Select, from the material below, each line with "sese" in it.
** BEGIN **
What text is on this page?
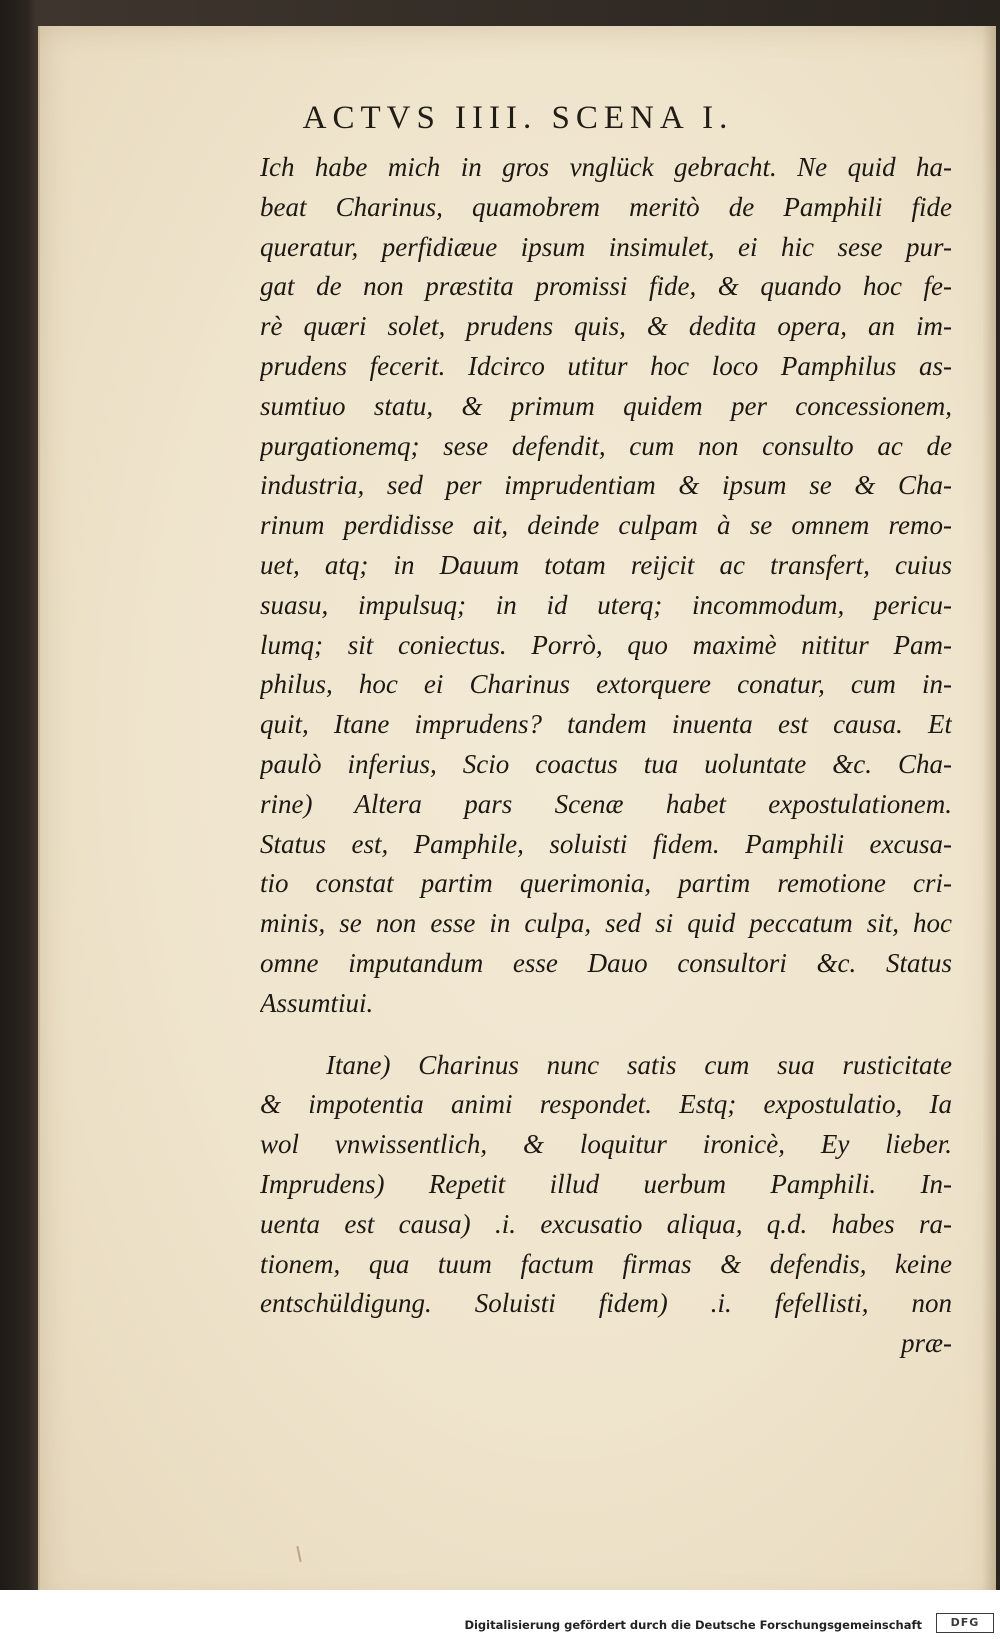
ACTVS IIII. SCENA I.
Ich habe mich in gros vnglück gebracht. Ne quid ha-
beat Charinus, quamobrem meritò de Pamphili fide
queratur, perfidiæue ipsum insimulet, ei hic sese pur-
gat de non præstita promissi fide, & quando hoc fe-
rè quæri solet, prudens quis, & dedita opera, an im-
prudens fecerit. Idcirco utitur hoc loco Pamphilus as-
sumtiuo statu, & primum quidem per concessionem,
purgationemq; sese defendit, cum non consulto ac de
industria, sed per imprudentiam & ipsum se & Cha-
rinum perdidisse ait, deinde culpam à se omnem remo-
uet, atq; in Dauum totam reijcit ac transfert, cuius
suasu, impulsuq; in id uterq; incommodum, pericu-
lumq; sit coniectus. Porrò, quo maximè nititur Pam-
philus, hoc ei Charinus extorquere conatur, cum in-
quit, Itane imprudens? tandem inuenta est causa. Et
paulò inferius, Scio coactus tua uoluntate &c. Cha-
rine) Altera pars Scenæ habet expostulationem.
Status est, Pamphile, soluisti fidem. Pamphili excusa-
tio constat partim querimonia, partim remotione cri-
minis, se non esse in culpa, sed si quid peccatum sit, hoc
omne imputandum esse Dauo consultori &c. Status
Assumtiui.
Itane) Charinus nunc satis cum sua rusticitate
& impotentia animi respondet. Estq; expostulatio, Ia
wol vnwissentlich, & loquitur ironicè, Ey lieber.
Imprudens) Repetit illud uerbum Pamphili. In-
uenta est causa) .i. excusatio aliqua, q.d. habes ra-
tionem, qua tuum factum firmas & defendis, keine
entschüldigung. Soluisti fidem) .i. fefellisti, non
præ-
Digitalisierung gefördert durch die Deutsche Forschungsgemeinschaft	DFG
** END **
### Worked answer
queratur, perfidiæue ipsum insimulet, ei hic sese pur-
purgationemq; sese defendit, cum non consulto ac de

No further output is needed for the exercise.